____ EXCERPTED DATA

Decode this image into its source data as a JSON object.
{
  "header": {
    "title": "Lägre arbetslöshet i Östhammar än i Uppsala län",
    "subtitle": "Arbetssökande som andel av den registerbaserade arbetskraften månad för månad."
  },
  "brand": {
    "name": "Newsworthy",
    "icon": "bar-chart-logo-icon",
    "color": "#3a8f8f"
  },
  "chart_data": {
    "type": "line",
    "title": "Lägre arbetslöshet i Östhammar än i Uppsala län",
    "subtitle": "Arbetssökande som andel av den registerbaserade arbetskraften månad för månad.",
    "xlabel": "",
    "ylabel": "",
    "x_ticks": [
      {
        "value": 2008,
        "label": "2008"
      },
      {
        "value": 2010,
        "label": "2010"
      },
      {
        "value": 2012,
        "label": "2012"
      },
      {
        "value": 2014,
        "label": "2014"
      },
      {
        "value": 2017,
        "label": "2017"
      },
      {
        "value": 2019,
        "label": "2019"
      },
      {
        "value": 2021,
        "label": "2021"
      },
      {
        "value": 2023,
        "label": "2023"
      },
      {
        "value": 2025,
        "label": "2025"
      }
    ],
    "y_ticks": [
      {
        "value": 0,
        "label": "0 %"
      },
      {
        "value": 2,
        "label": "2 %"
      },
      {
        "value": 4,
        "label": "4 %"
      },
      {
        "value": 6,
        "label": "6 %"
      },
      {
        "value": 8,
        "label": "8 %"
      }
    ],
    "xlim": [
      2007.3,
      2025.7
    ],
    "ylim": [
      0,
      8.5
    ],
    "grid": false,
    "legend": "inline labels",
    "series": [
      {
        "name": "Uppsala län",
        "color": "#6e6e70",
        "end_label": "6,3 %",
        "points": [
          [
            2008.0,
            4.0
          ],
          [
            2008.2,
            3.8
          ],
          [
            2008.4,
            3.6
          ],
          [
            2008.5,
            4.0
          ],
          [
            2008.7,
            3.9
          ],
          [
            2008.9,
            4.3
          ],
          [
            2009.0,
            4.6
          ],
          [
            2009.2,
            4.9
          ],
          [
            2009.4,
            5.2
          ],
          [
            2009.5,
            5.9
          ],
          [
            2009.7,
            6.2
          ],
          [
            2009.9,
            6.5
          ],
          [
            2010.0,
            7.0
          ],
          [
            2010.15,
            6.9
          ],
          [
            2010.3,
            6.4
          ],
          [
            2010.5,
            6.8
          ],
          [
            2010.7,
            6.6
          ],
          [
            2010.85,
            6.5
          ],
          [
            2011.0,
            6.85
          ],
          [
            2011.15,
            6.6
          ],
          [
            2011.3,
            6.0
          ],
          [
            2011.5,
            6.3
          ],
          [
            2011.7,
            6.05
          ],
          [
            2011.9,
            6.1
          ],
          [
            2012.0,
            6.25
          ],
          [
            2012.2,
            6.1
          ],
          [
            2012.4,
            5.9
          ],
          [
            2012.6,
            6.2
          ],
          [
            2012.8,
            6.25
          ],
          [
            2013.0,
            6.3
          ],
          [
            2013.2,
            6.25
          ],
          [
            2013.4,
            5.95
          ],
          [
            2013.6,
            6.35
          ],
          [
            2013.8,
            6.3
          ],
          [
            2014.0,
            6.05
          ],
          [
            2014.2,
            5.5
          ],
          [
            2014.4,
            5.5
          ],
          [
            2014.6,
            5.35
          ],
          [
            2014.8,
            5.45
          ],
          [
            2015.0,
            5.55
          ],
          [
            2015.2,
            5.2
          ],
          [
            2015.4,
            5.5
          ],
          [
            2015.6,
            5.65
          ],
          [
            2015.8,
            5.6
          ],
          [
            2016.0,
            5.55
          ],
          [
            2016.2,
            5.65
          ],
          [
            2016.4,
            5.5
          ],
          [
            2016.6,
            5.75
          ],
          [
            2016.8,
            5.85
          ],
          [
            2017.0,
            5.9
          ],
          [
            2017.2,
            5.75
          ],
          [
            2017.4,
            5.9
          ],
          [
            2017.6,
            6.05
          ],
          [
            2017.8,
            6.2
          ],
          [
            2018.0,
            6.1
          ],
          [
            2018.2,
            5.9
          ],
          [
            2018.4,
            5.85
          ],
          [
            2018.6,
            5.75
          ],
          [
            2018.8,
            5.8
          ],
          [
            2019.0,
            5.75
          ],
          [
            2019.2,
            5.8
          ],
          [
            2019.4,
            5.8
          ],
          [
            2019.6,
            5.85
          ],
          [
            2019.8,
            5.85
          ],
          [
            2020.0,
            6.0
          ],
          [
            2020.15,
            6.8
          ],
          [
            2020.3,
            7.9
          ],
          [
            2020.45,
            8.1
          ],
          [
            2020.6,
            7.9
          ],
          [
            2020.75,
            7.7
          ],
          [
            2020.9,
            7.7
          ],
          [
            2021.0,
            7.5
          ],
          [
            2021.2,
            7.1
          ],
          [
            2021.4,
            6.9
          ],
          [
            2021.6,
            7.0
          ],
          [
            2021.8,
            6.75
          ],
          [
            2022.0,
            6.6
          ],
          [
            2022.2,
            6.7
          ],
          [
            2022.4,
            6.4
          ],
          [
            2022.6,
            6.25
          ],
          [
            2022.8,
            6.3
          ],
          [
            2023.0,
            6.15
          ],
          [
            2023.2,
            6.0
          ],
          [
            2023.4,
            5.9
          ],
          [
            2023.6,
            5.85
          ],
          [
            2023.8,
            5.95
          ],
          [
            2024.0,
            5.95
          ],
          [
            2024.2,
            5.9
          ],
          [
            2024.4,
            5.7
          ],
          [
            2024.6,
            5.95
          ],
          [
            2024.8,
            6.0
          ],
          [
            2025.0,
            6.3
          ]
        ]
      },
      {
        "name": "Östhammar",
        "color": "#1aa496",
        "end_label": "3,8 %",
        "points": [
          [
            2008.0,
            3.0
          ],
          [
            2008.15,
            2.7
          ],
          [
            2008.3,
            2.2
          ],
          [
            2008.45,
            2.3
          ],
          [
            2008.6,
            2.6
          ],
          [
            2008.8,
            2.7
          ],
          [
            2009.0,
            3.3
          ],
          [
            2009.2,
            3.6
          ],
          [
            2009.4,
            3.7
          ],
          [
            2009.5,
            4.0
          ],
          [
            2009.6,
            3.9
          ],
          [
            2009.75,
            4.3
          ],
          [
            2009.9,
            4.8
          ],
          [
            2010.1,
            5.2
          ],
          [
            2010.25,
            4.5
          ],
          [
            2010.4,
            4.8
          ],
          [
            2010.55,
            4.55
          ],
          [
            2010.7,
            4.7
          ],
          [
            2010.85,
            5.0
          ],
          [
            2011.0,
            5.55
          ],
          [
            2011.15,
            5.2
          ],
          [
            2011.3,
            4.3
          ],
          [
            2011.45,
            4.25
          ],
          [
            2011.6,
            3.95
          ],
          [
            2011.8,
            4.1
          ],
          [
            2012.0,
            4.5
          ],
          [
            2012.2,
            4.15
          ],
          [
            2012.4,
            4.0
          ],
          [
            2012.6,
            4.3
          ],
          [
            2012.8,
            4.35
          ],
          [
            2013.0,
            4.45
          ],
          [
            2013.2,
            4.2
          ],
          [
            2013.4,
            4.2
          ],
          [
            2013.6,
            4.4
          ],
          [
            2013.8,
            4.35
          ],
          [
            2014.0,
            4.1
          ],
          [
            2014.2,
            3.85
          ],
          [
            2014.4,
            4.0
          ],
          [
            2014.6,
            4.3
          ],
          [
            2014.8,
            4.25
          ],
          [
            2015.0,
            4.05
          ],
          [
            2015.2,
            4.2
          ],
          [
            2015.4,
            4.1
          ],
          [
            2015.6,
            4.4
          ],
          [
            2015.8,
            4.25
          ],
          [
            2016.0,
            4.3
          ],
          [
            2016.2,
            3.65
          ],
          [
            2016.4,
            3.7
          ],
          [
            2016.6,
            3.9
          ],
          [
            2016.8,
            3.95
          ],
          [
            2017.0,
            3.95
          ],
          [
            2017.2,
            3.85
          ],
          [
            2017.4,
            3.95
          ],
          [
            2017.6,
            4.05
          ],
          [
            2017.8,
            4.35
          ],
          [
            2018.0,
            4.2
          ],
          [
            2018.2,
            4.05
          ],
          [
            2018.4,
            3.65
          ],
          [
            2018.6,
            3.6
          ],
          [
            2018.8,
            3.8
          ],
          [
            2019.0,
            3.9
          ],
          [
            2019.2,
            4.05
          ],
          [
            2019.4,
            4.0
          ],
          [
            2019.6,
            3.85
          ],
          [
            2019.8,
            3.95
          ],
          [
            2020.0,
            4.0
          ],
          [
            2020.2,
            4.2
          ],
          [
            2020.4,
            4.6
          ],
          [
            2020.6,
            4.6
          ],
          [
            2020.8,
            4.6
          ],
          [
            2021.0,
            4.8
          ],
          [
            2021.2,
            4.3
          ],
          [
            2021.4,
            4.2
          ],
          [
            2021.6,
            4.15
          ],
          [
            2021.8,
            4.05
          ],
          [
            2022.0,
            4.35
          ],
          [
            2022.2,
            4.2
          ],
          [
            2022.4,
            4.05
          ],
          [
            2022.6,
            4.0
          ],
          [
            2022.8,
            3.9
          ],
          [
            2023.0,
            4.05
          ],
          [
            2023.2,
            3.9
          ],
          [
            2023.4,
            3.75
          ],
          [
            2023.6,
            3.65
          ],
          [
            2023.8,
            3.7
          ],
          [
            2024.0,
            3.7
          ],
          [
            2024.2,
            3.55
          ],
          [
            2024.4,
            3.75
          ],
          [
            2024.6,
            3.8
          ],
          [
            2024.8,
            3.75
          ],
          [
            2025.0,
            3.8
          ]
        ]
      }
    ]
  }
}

________

Pull out every line of the entries that includes the word "subtitle".

* SOLUTION FOR THIS PROBLEM
    "subtitle": "Arbetssökande som andel av den registerbaserade arbetskraften månad för månad."
    "subtitle": "Arbetssökande som andel av den registerbaserade arbetskraften månad för månad.",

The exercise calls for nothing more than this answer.